■ **TASKS**
[a] Print the passage of the moose hunting thread starting at "We had a great" and ending at "a clear shot.".
[b] Translate this sentence from the moose hunting thread into Spanish: "It only took me 20 years to find one that big."

■ **EXTRACT PROVIDED**
++++++++++
Jason, let me know when you are down our way and we will have a meet and greet.........................coffee and moosekabobs on me.

Blake where did you get that monster at? Sweet animal, let us know what it scored.

We saw pic at 17 leaving at the same time, Coptor Doc and others on here.......................They had two nice bulls one looked like it was 50+.

Bob


----------



## Bow bandit

Congrats on the great archery kill Jason, sorry for the timing of the photo just a little excited to share the photo of my moose. It only took me 20 years to find one that big.

I give you more credit with your moose as it is a bow kill :thumbs_up 

Not sure what he scores but he is at the taxidermist now, he figures over 180. I have never scored a moose so I am not sure what he is but he going on the wall for sure.

We had a great time this year my friend Dave and I walked into a cut behind our camp on Friday morning at first light. There was no wind at all everything was still and perfect for calling. we let out a few bull grunts followed by a cow call and 5 minutes later a huge cow walked into the cut. We watched her cross looking to se if she had a calf in tow as we only had bull and calf tags left. As she walked out of sight we saw movement 200 yards behind her, turned out not to be a calf but a very big bull. We watched as he entered the center of the cut where is was wide open for a clear shot.

This is when the fun began! Dave and I had bought guns this year designed for long range shooting I have a 30-378 weatherby and he bought a 338.378 weatherby, we have shot a practiced well over 400 yards during the off season and had all the knowledge we needed to make clean shots out to 600 yards. One week prior to this we were blowing up water bottles at 405 yards at the hunt camp to prove to the old timers in our gang what these cannons could do.
I had just ranged a tree out in the cut prior to this bull showing up and I got a range of 408 in the same area as the bull was standing so having this Knowledge I did not range the bull. Dave and I steadied for the shot on top of a huge slash pile courtesy of the logging company and we had agreed the first moose we saw I would get first crack at because he had already broke his gun in on a cow earlier that year.

The bull is standing perfectly still and broadside I steadied and squeezed of the shot and Dave says you missed and lets of a shot hitting the bull right in the shoulder knocking him to the ground, then the bull starts to rise and I let another shot go hitting him as he was rising right in the shoulder knocking him down again and he still tried to get up and walk away so Dave put one more on him and tipped him over. When these things are rutted up they have insane power he was dead with the first bullet be we did not want him to make it out of the cut because it is nasty country!
++++++++++
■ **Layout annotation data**
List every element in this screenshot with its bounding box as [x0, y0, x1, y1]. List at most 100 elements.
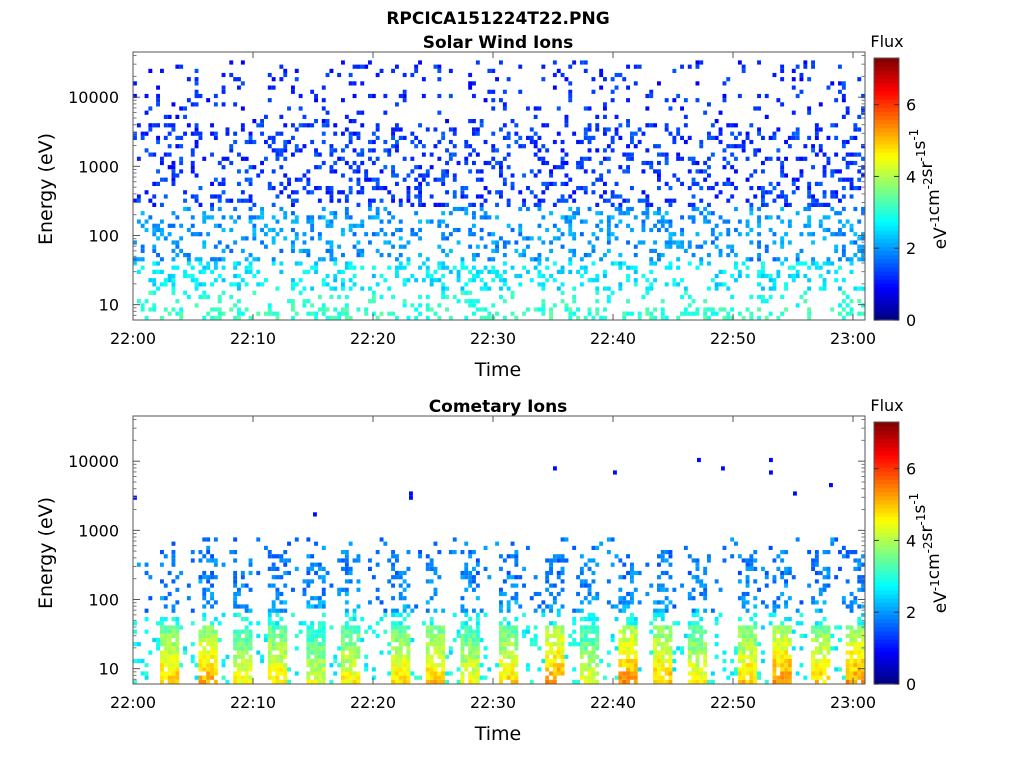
flux-cell — [737, 311, 742, 316]
flux-cell — [237, 299, 241, 304]
flux-cell — [267, 637, 272, 643]
flux-cell — [745, 671, 750, 676]
flux-cell — [279, 617, 284, 622]
flux-cell — [552, 650, 557, 655]
flux-cell — [734, 278, 738, 283]
flux-cell — [237, 646, 241, 651]
flux-cell — [445, 286, 449, 291]
flux-cell — [433, 591, 438, 597]
flux-cell — [757, 219, 761, 224]
flux-cell — [633, 629, 638, 634]
flux-cell — [583, 269, 588, 274]
flux-cell — [341, 550, 345, 555]
flux-cell — [160, 596, 164, 601]
flux-cell — [622, 629, 627, 634]
flux-cell — [614, 261, 619, 266]
flux-cell — [583, 190, 588, 195]
flux-cell — [541, 181, 546, 186]
flux-cell — [845, 679, 850, 684]
flux-cell — [148, 650, 153, 655]
flux-cell — [383, 608, 388, 613]
flux-cell — [302, 286, 307, 291]
flux-cell — [811, 257, 815, 262]
flux-cell — [653, 261, 657, 266]
flux-cell — [857, 236, 862, 241]
flux-cell — [483, 315, 488, 320]
flux-cell — [321, 311, 326, 316]
flux-cell — [722, 282, 727, 287]
flux-cell — [383, 110, 388, 115]
flux-cell — [468, 244, 473, 249]
flux-cell — [352, 232, 357, 237]
flux-cell — [776, 215, 781, 220]
flux-cell — [368, 177, 372, 182]
flux-cell — [764, 190, 769, 195]
flux-cell — [734, 169, 738, 174]
flux-cell — [314, 675, 318, 680]
flux-cell — [614, 127, 619, 132]
flux-cell — [799, 173, 804, 178]
flux-cell — [171, 541, 176, 546]
flux-cell — [252, 202, 257, 207]
flux-cell — [502, 299, 507, 304]
flux-cell — [672, 587, 677, 592]
flux-cell — [502, 671, 507, 676]
flux-cell — [795, 303, 800, 308]
flux-cell — [171, 604, 176, 609]
flux-cell — [734, 667, 738, 672]
colorbar-segment — [874, 156, 899, 161]
flux-cell — [645, 160, 650, 166]
flux-cell — [518, 223, 523, 228]
flux-cell — [749, 637, 754, 643]
flux-cell — [398, 663, 403, 668]
flux-cell — [718, 110, 723, 115]
flux-cell — [441, 650, 446, 655]
flux-cell — [190, 169, 195, 174]
flux-cell — [152, 232, 157, 237]
flux-cell — [649, 160, 654, 166]
flux-cell — [264, 311, 268, 316]
flux-cell — [271, 148, 276, 153]
flux-cell — [248, 608, 253, 613]
flux-cell — [537, 307, 542, 312]
flux-cell — [672, 282, 677, 287]
flux-cell — [487, 667, 492, 672]
flux-cell — [814, 667, 819, 672]
flux-cell — [314, 315, 318, 320]
flux-cell — [506, 621, 511, 626]
flux-cell — [549, 663, 553, 668]
flux-cell — [579, 232, 584, 237]
flux-cell — [210, 671, 214, 676]
flux-cell — [352, 81, 357, 86]
flux-cell — [630, 591, 634, 597]
flux-cell — [499, 194, 503, 199]
flux-cell — [633, 570, 638, 576]
flux-cell — [395, 633, 399, 638]
flux-cell — [233, 219, 238, 224]
flux-cell — [213, 261, 218, 266]
flux-cell — [660, 633, 665, 638]
flux-cell — [329, 219, 334, 224]
flux-cell — [653, 617, 657, 622]
flux-cell — [264, 244, 268, 249]
flux-cell — [294, 232, 299, 237]
flux-cell — [795, 671, 800, 676]
flux-cell — [140, 257, 145, 262]
flux-cell — [811, 658, 815, 664]
flux-cell — [579, 633, 584, 638]
flux-cell — [317, 566, 322, 571]
flux-cell — [179, 663, 184, 668]
flux-cell — [695, 160, 700, 166]
flux-cell — [845, 550, 850, 555]
flux-cell — [610, 190, 615, 195]
flux-cell — [206, 265, 211, 270]
flux-cell — [499, 604, 503, 609]
flux-cell — [233, 612, 238, 617]
flux-cell — [198, 186, 203, 191]
flux-cell — [506, 240, 511, 245]
flux-cell — [237, 77, 241, 82]
flux-cell — [699, 633, 704, 638]
flux-cell — [468, 633, 473, 638]
flux-cell — [160, 654, 164, 659]
flux-cell — [190, 621, 195, 626]
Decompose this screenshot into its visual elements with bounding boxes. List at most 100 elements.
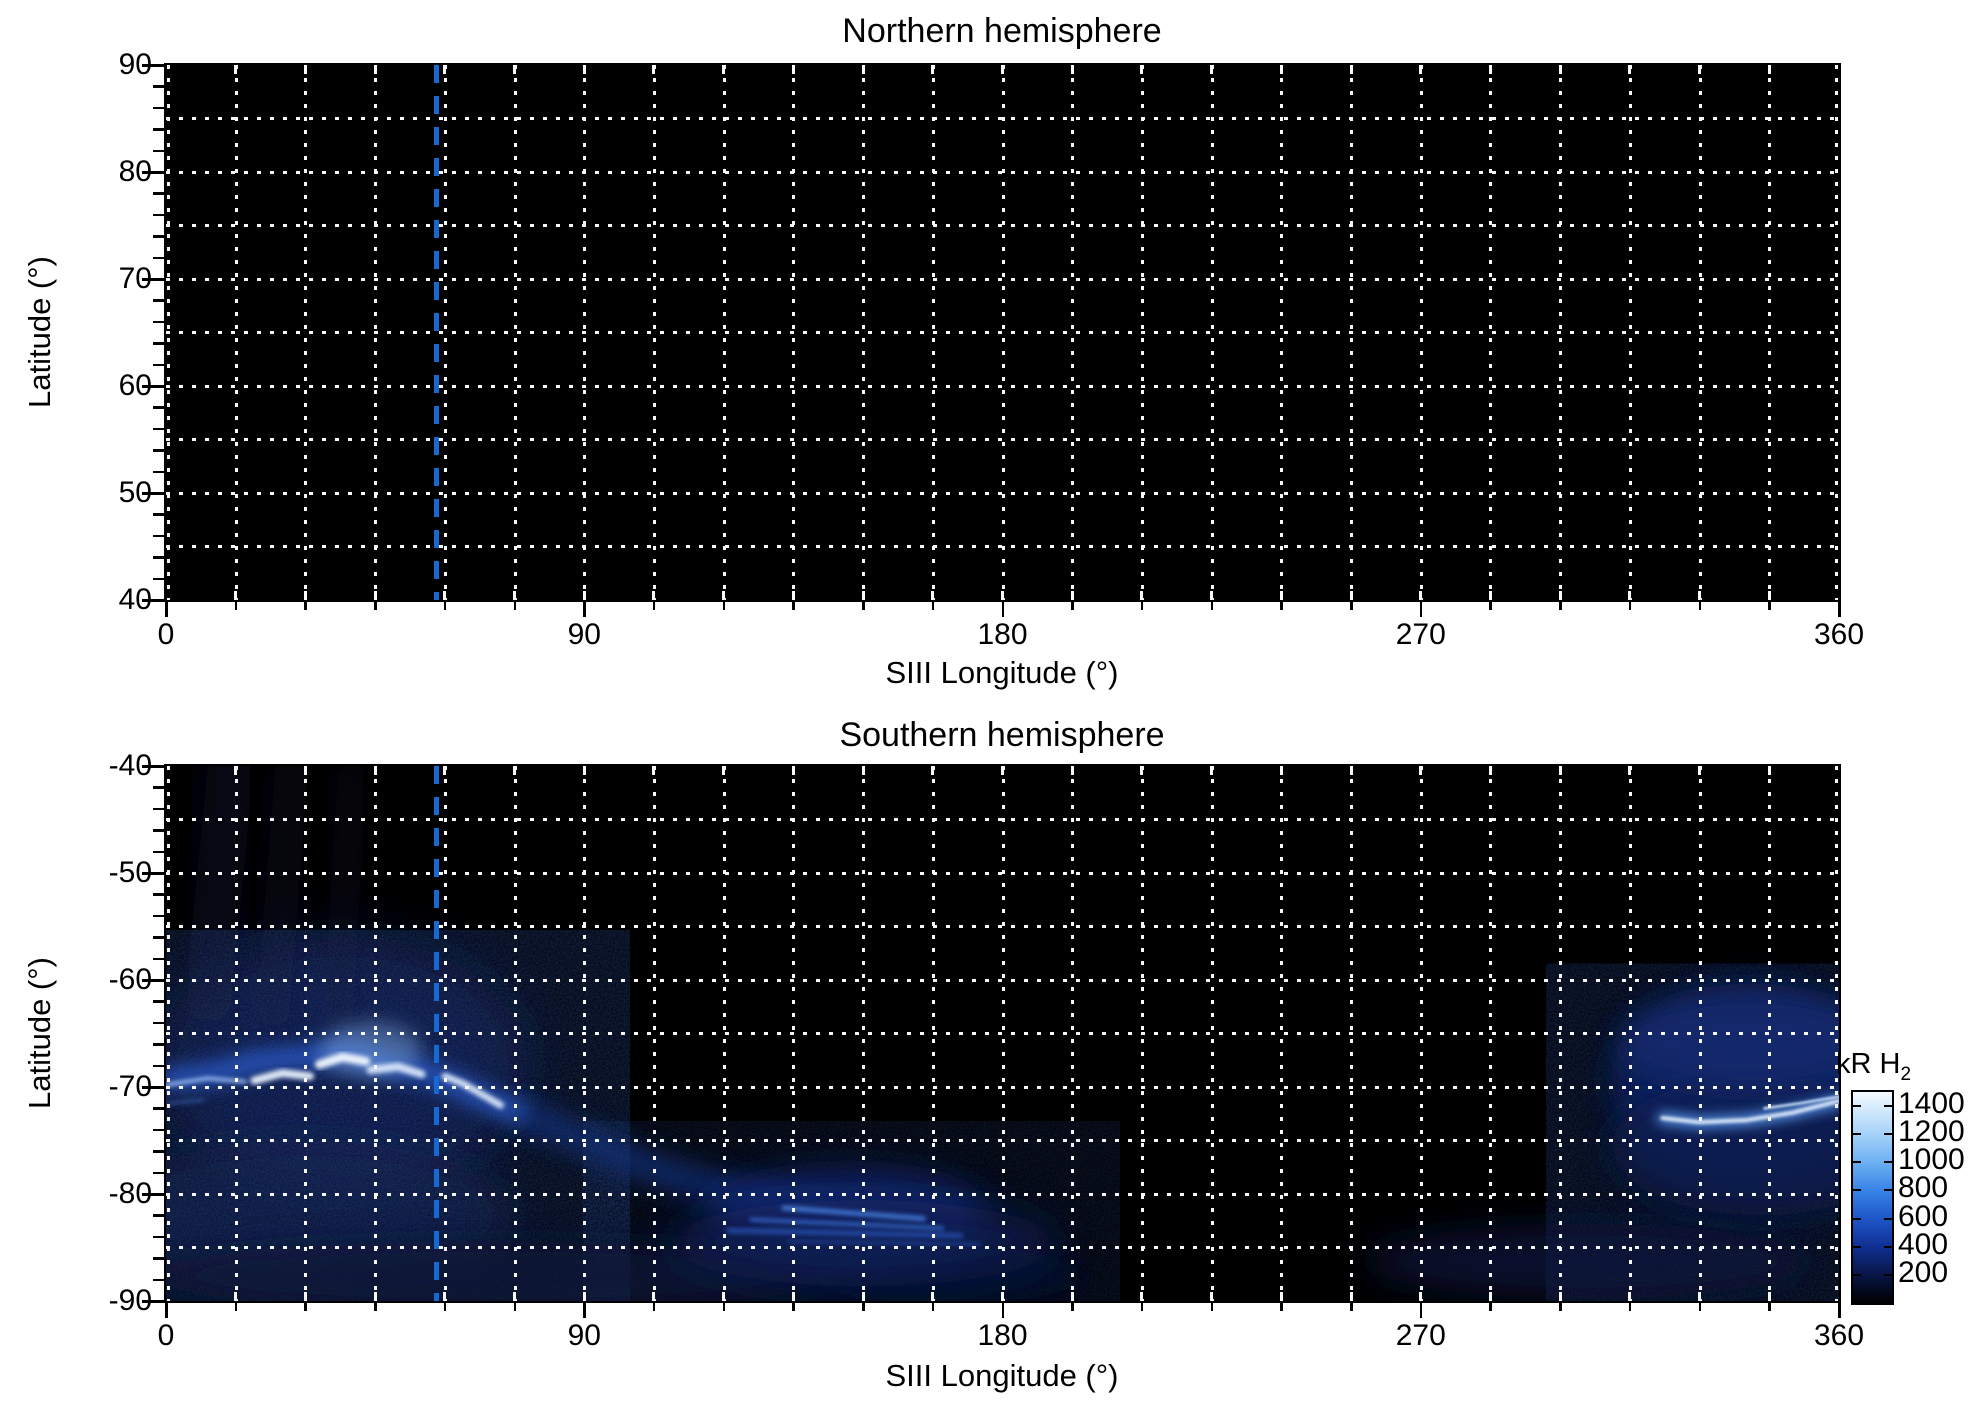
- axis-tick-x: [1001, 1303, 1004, 1318]
- colorbar-tick: [1884, 1161, 1892, 1164]
- inward-tick: [791, 1292, 795, 1301]
- axis-tick-x: [862, 1303, 865, 1311]
- inward-tick: [1279, 591, 1283, 600]
- colorbar-tick: [1853, 1273, 1861, 1276]
- axis-tick-y: [153, 893, 164, 896]
- y-tick-label: -90: [108, 1284, 152, 1317]
- inward-tick: [1140, 1292, 1144, 1301]
- inward-tick: [1698, 591, 1702, 600]
- colorbar-tick: [1884, 1133, 1892, 1136]
- inward-tick: [861, 65, 865, 74]
- y-tick-label: -40: [108, 749, 152, 782]
- inward-tick: [1698, 766, 1702, 775]
- south-panel-title: Southern hemisphere: [839, 716, 1165, 754]
- axis-tick-y: [153, 363, 164, 367]
- colorbar-tick-label: 400: [1898, 1227, 1949, 1261]
- axis-tick-y: [153, 1000, 164, 1003]
- colorbar-title-subscript: 2: [1900, 1063, 1912, 1085]
- inward-tick: [1001, 766, 1004, 775]
- axis-tick-x: [931, 1303, 935, 1311]
- aurora-feature-stroke: [1660, 1098, 1839, 1125]
- colorbar-tick-label: 1000: [1898, 1143, 1965, 1177]
- y-tick-label: -60: [108, 963, 152, 996]
- inward-tick: [1628, 766, 1632, 775]
- axis-tick-y: [142, 872, 164, 875]
- axis-tick-x: [1350, 1303, 1353, 1311]
- gridline-horizontal: [166, 1246, 1839, 1249]
- axis-tick-x: [652, 1303, 656, 1311]
- inward-tick: [1140, 766, 1144, 775]
- inward-tick: [1419, 65, 1423, 74]
- axis-tick-y: [153, 449, 164, 452]
- axis-tick-y: [142, 278, 164, 281]
- inward-tick: [443, 65, 447, 74]
- x-tick-label: 180: [977, 618, 1028, 651]
- inward-tick: [582, 766, 586, 775]
- colorbar-tick-label: 1200: [1898, 1115, 1965, 1149]
- axis-tick-x: [374, 1303, 377, 1311]
- inward-tick: [722, 1292, 726, 1301]
- y-tick-label: 50: [118, 476, 152, 509]
- south-x-axis-title: SIII Longitude (°): [885, 1358, 1119, 1393]
- inward-tick: [234, 65, 238, 74]
- axis-tick-x: [304, 1303, 307, 1311]
- colorbar-tick: [1853, 1217, 1861, 1220]
- inward-tick: [1558, 766, 1562, 775]
- gridline-horizontal: [166, 1192, 1839, 1196]
- inward-tick: [1488, 65, 1492, 74]
- axis-tick-x: [1071, 602, 1074, 610]
- y-tick-label: -50: [108, 856, 152, 889]
- south-y-axis-title: Latitude (°): [22, 957, 57, 1109]
- axis-tick-x: [304, 602, 307, 610]
- aurora-feature-stroke: [366, 1062, 426, 1079]
- axis-tick-x: [792, 1303, 795, 1311]
- axis-tick-x: [583, 602, 586, 617]
- y-tick-label: 90: [118, 48, 152, 81]
- inward-tick: [1349, 766, 1353, 775]
- axis-tick-x: [1140, 602, 1144, 610]
- aurora-feature-stroke: [781, 1205, 926, 1222]
- inward-tick: [1419, 766, 1423, 775]
- axis-tick-y: [153, 1021, 164, 1025]
- x-tick-label: 0: [157, 618, 175, 651]
- colorbar-tick: [1884, 1245, 1892, 1248]
- inward-tick: [652, 65, 656, 74]
- axis-tick-y: [142, 765, 164, 768]
- gridline-horizontal: [166, 170, 1839, 174]
- axis-tick-y: [142, 979, 164, 982]
- aurora-feature-blob: [1620, 993, 1839, 1091]
- colorbar-tick: [1884, 1217, 1892, 1220]
- gridline-horizontal: [166, 871, 1839, 875]
- axis-tick-y: [153, 85, 164, 88]
- inward-tick: [1698, 65, 1702, 74]
- aurora-feature-stroke: [1763, 1095, 1839, 1110]
- gridline-horizontal: [166, 384, 1839, 388]
- y-tick-label: -80: [108, 1177, 152, 1210]
- axis-tick-x: [1768, 1303, 1771, 1311]
- inward-tick: [1628, 591, 1632, 600]
- axis-tick-x: [1001, 602, 1004, 617]
- inward-tick: [931, 591, 935, 600]
- axis-tick-y: [153, 577, 164, 581]
- gridline-horizontal: [166, 491, 1839, 495]
- inward-tick: [1070, 1292, 1074, 1301]
- colorbar-tick-label: 200: [1898, 1255, 1949, 1289]
- axis-tick-x: [1280, 602, 1283, 610]
- inward-tick: [373, 65, 377, 74]
- inward-tick: [513, 65, 517, 74]
- axis-tick-y: [153, 1235, 164, 1239]
- axis-tick-y: [153, 1043, 164, 1046]
- axis-tick-y: [142, 1300, 164, 1303]
- axis-tick-y: [153, 106, 164, 110]
- inward-tick: [1558, 591, 1562, 600]
- inward-tick: [652, 591, 656, 600]
- axis-tick-x: [862, 602, 865, 610]
- aurora-feature-stroke: [786, 1239, 982, 1247]
- inward-tick: [1628, 1292, 1632, 1301]
- axis-tick-y: [142, 1193, 164, 1196]
- aurora-feature-stroke: [441, 1072, 505, 1109]
- axis-tick-x: [513, 1303, 517, 1311]
- inward-tick: [1419, 1292, 1423, 1301]
- inward-tick: [1279, 766, 1283, 775]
++++++++++
■ **COMPLETE ANSWERS**
[a]
We had a great time this year my friend Dave and I walked into a cut behind our camp on Friday morning at first light. There was no wind at all everything was still and perfect for calling. we let out a few bull grunts followed by a cow call and 5 minutes later a huge cow walked into the cut. We watched her cross looking to se if she had a calf in tow as we only had bull and calf tags left. As she walked out of sight we saw movement 200 yards behind her, turned out not to be a calf but a very big bull. We watched as he entered the center of the cut where is was wide open for a clear shot.

[b] Solo me llevó 20 años encontrar uno tan grande.